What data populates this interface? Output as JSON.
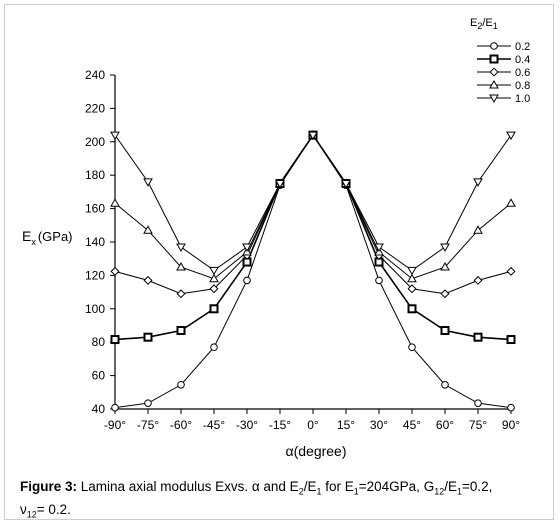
{
  "chart_data": {
    "type": "line",
    "title": "",
    "xlabel": "α(degree)",
    "ylabel": "E",
    "ylabel_sub": "x",
    "ylabel_unit": "(GPa)",
    "x": [
      -90,
      -75,
      -60,
      -45,
      -30,
      -15,
      0,
      15,
      30,
      45,
      60,
      75,
      90
    ],
    "x_tick_labels": [
      "-90°",
      "-75°",
      "-60°",
      "-45°",
      "-30°",
      "-15°",
      "0°",
      "15°",
      "30°",
      "45°",
      "60°",
      "75°",
      "90°"
    ],
    "ylim": [
      40,
      240
    ],
    "y_ticks": [
      40,
      60,
      80,
      100,
      120,
      140,
      160,
      180,
      200,
      220,
      240
    ],
    "grid": false,
    "legend_position": "top-right",
    "legend_title": "E",
    "legend_title_sub1": "2",
    "legend_title_mid": "/E",
    "legend_title_sub2": "1",
    "series": [
      {
        "name": "0.2",
        "marker": "circle",
        "values": [
          40.8,
          43.5,
          54.5,
          77,
          117,
          174,
          204,
          174,
          117,
          77,
          54.5,
          43.5,
          40.8
        ]
      },
      {
        "name": "0.4",
        "marker": "square",
        "values": [
          81.6,
          83,
          87,
          100,
          128,
          175,
          204,
          175,
          128,
          100,
          87,
          83,
          81.6
        ]
      },
      {
        "name": "0.6",
        "marker": "diamond",
        "values": [
          122.4,
          117,
          109,
          112,
          132,
          175,
          204,
          175,
          132,
          112,
          109,
          117,
          122.4
        ]
      },
      {
        "name": "0.8",
        "marker": "triangle",
        "values": [
          163.2,
          147,
          125,
          118,
          134,
          175,
          204,
          175,
          134,
          118,
          125,
          147,
          163.2
        ]
      },
      {
        "name": "1.0",
        "marker": "triangle-down",
        "values": [
          204,
          176,
          137,
          123,
          137,
          175,
          204,
          175,
          137,
          123,
          137,
          176,
          204
        ]
      }
    ]
  },
  "caption": {
    "label": "Figure 3:",
    "t1": " Lamina axial modulus Exvs. α and E",
    "s1": "2",
    "t2": "/E",
    "s2": "1",
    "t3": " for E",
    "s3": "1",
    "t4": "=204GPa, G",
    "s4": "12",
    "t5": "/E",
    "s5": "1",
    "t6": "=0.2,",
    "t7": "ν",
    "s7": "12",
    "t8": "= 0.2."
  }
}
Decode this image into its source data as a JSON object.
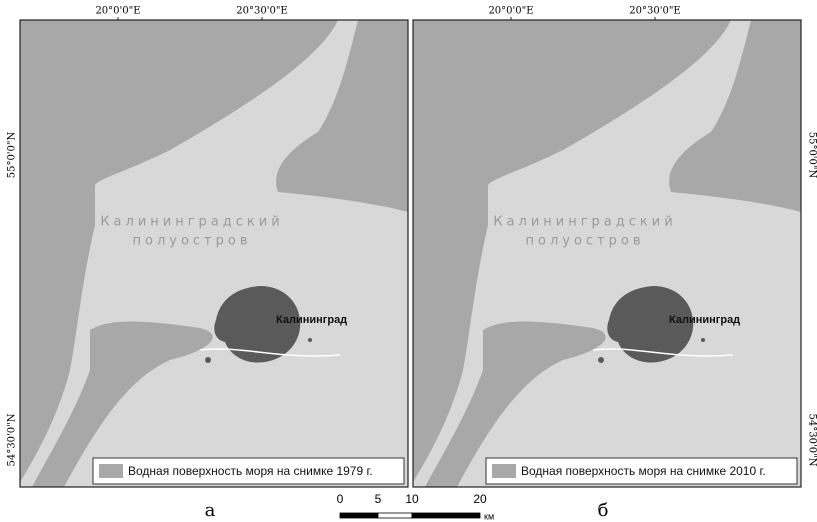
{
  "panels": [
    {
      "letter": "а",
      "lon": [
        "20°0'0\"E",
        "20°30'0\"E"
      ],
      "lat": [
        "55°0'0\"N",
        "54°30'0\"N"
      ],
      "peninsula": [
        "Калининградский",
        "полуостров"
      ],
      "city": "Калининград",
      "legend": "Водная поверхность моря на снимке 1979 г."
    },
    {
      "letter": "б",
      "lon": [
        "20°0'0\"E",
        "20°30'0\"E"
      ],
      "lat": [
        "55°0'0\"N",
        "54°30'0\"N"
      ],
      "peninsula": [
        "Калининградский",
        "полуостров"
      ],
      "city": "Калининград",
      "legend": "Водная поверхность моря на снимке 2010 г."
    }
  ],
  "scale": {
    "ticks": [
      "0",
      "5",
      "10",
      "20"
    ],
    "unit": "км"
  }
}
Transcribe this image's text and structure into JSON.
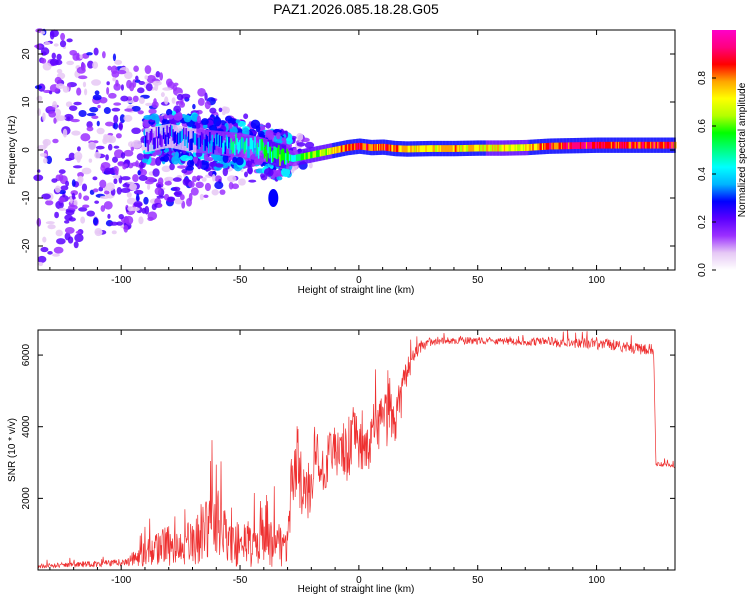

^^^^

Written task: Nothing in the entries above should change when they are printed again, except that the pictures are dropped.

Full solution:
What data populates this interface? Output as JSON.
{
  "chart_data": {
    "type": "line",
    "title": "",
    "xlabel": "α(degree)",
    "ylabel": "E",
    "ylabel_sub": "x",
    "ylabel_unit": "(GPa)",
    "x": [
      -90,
      -75,
      -60,
      -45,
      -30,
      -15,
      0,
      15,
      30,
      45,
      60,
      75,
      90
    ],
    "x_tick_labels": [
      "-90°",
      "-75°",
      "-60°",
      "-45°",
      "-30°",
      "-15°",
      "0°",
      "15°",
      "30°",
      "45°",
      "60°",
      "75°",
      "90°"
    ],
    "ylim": [
      40,
      240
    ],
    "y_ticks": [
      40,
      60,
      80,
      100,
      120,
      140,
      160,
      180,
      200,
      220,
      240
    ],
    "grid": false,
    "legend_position": "top-right",
    "legend_title": "E",
    "legend_title_sub1": "2",
    "legend_title_mid": "/E",
    "legend_title_sub2": "1",
    "series": [
      {
        "name": "0.2",
        "marker": "circle",
        "values": [
          40.8,
          43.5,
          54.5,
          77,
          117,
          174,
          204,
          174,
          117,
          77,
          54.5,
          43.5,
          40.8
        ]
      },
      {
        "name": "0.4",
        "marker": "square",
        "values": [
          81.6,
          83,
          87,
          100,
          128,
          175,
          204,
          175,
          128,
          100,
          87,
          83,
          81.6
        ]
      },
      {
        "name": "0.6",
        "marker": "diamond",
        "values": [
          122.4,
          117,
          109,
          112,
          132,
          175,
          204,
          175,
          132,
          112,
          109,
          117,
          122.4
        ]
      },
      {
        "name": "0.8",
        "marker": "triangle",
        "values": [
          163.2,
          147,
          125,
          118,
          134,
          175,
          204,
          175,
          134,
          118,
          125,
          147,
          163.2
        ]
      },
      {
        "name": "1.0",
        "marker": "triangle-down",
        "values": [
          204,
          176,
          137,
          123,
          137,
          175,
          204,
          175,
          137,
          123,
          137,
          176,
          204
        ]
      }
    ]
  },
  "caption": {
    "label": "Figure 3:",
    "t1": " Lamina axial modulus Exvs. α and E",
    "s1": "2",
    "t2": "/E",
    "s2": "1",
    "t3": " for E",
    "s3": "1",
    "t4": "=204GPa, G",
    "s4": "12",
    "t5": "/E",
    "s5": "1",
    "t6": "=0.2,",
    "t7": "ν",
    "s7": "12",
    "t8": "= 0.2."
  }
}
Decode this image into its source data as a JSON object.
{
  "panels": [
    {
      "letter": "а",
      "lon": [
        "20°0'0\"E",
        "20°30'0\"E"
      ],
      "lat": [
        "55°0'0\"N",
        "54°30'0\"N"
      ],
      "peninsula": [
        "Калининградский",
        "полуостров"
      ],
      "city": "Калининград",
      "legend": "Водная поверхность моря на снимке 1979 г."
    },
    {
      "letter": "б",
      "lon": [
        "20°0'0\"E",
        "20°30'0\"E"
      ],
      "lat": [
        "55°0'0\"N",
        "54°30'0\"N"
      ],
      "peninsula": [
        "Калининградский",
        "полуостров"
      ],
      "city": "Калининград",
      "legend": "Водная поверхность моря на снимке 2010 г."
    }
  ],
  "scale": {
    "ticks": [
      "0",
      "5",
      "10",
      "20"
    ],
    "unit": "км"
  }
}
Transcribe this image's text and structure into JSON.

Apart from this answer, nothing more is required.